▶ Texte de lecture:

L’instrumentalisation de la science dans les discours nutritionnels représente un véritable danger pour les consommateurs, car elle mélange souvent information scientifique et communication commerciale. Les données sont fréquemment simplifiées ou déformées pour servir des intérêts marchands, par exemple dans la promotion de compléments alimentaires ou de régimes « miracles ». Cela crée une confusion qui peut amener les individus à adopter des pratiques alimentaires inadaptées, voire nocives. Ensuite, cette instrumentalisation peut engendrer une désinformation, renforçant des croyances erronées. Par exemple, la valorisation excessive du contrôle glycémique via des dispositifs comme les glucomètres ou l’usage détourné de médicaments destinés à des fins médicales, illustre une tendance à médicaliser des pratiques alimentaires pour atteindre des idéaux esthétiques. Enfin, cette instrumentalisation alimente la culpabilisation individuelle, en promouvant l’idée que chaque personne est entièrement responsable de sa santé et de son corps, sans tenir compte des déterminants sociaux, économiques et culturels.
Vous insistez sur la dimension genrée des injonctions alimentaires et corporelles. Quels exemples illustrent cette asymétrie entre hommes et femmes ?
Les injonctions alimentaires et corporelles touchent principalement les femmes, qui subissent des normes esthétiques particulièrement rigides. Elles sont les premières cibles des discours diététiques, qu’il s’agisse de régimes restrictifs, de compléments alimentaires ou de programmes de perte de poids, largement diffusés sur les réseaux sociaux. En 2018, 80 % des chirurgies bariatriques réalisées en France concernaient des femmes, témoignant de l’ampleur de la pression exercée sur elles pour correspondre à des standards corporels. Le régime devient ainsi un impératif social genré, présenté comme un outil de maîtrise de soi et d’adhésion à une norme esthétique, renforçant l’idée que le corps féminin doit être constamment contrôlé et optimisé. Cependant, on observe aujourd’hui une évolution, notamment avec la mise en avant du corps qui se sculpte, qui touche de plus en plus les hommes, et particulièrement les jeunes hommes. Ces derniers sont soumis à de nouvelles normes esthétiques valorisant un corps musclé et performant, ce qui montre que les injonctions corporelles se diversifient et s’étendent.
Les réseaux sociaux peuvent-ils aussi être un outil pour déconstruire ces normes, ou leur rôle est-il majoritairement normatif ?
Les réseaux sociaux jouent un double rôle. D’un côté, ils renforcent les normes en promouvant des idéaux esthétiques et des pratiques alimentaires très codifiées, souvent sous l’influence d’algorithmes favorisant des contenus prescriptifs. Les hashtags comme #whatIeatinaday ou #thighgap participent à la normalisation de comportements alimentaires et sportifs parfois délétères.

▶ Consigne 1:
Reproduisez à l'identique le passage du texte sur les injonctions alimentaires qui va de « Les réseaux sociaux jouent » jusqu'à « sportifs parfois délétères. ».
▶ Consigne 2:
Les affirmations suivantes sont-elles conformes au texte sur les injonctions alimentaires ? Répondez par oui ou par non à chacune et citez mot pour mot les termes du texte qui tranchent.
(a) En 2018, la grande majorité des chirurgies bariatriques réalisées en France concernaient des femmes.
(b) D'après le texte, les réseaux sociaux ont pour seul rôle de renforcer les normes.
(c) Les nouvelles normes esthétiques imposées aux jeunes hommes valorisent un corps mince.

▶ Données affichées:
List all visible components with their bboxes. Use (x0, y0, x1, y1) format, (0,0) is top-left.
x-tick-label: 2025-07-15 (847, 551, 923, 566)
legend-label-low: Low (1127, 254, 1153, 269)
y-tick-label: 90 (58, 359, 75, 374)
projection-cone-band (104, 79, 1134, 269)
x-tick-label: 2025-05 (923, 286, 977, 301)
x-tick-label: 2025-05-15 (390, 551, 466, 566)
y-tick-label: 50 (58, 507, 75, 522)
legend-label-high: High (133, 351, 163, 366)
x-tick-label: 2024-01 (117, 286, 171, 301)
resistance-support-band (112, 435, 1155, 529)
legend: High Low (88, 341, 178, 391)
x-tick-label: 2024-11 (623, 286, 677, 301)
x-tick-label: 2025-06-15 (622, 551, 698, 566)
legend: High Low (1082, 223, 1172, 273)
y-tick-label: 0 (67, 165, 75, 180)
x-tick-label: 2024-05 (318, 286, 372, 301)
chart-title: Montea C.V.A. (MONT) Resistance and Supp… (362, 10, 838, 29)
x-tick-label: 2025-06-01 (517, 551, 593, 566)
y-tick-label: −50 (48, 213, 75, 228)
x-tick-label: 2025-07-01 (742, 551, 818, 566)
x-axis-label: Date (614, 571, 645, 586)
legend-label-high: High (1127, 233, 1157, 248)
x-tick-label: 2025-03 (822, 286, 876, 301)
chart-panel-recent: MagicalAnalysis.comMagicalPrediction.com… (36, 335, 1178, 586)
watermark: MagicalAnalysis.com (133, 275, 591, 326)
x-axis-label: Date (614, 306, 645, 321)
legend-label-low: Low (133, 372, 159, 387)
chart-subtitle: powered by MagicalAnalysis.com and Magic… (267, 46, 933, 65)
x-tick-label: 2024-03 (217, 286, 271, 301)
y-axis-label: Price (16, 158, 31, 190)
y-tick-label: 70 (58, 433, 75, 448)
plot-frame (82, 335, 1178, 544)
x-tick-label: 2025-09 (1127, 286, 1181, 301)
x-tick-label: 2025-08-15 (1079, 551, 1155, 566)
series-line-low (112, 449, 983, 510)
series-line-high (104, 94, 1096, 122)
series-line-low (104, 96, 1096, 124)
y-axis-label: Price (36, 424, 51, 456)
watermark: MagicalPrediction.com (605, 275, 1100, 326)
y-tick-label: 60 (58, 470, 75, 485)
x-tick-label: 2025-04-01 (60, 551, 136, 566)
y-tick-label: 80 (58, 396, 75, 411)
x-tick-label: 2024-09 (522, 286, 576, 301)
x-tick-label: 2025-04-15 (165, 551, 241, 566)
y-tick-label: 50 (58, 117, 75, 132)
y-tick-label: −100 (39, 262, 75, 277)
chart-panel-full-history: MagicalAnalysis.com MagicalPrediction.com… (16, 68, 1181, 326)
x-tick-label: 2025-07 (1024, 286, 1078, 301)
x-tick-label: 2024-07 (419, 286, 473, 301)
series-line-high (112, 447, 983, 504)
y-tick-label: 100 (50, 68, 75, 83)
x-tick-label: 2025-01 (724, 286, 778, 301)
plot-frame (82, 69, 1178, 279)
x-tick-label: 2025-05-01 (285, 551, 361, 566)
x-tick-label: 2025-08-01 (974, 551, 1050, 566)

▶ Corrigé 1:
Les réseaux sociaux jouent un double rôle. D’un côté, ils renforcent les normes en promouvant des idéaux esthétiques et des pratiques alimentaires très codifiées, souvent sous l’influence d’algorithmes favorisant des contenus prescriptifs. Les hashtags comme #whatIeatinaday ou #thighgap participent à la normalisation de comportements alimentaires et sportifs parfois délétères.

▶ Corrigé 2:
(a) Oui : « En 2018, 80 % des chirurgies bariatriques réalisées en France concernaient des femmes ».
(b) Non : « Les réseaux sociaux jouent un double rôle. »
(c) Non : « de nouvelles normes esthétiques valorisant un corps musclé et performant ».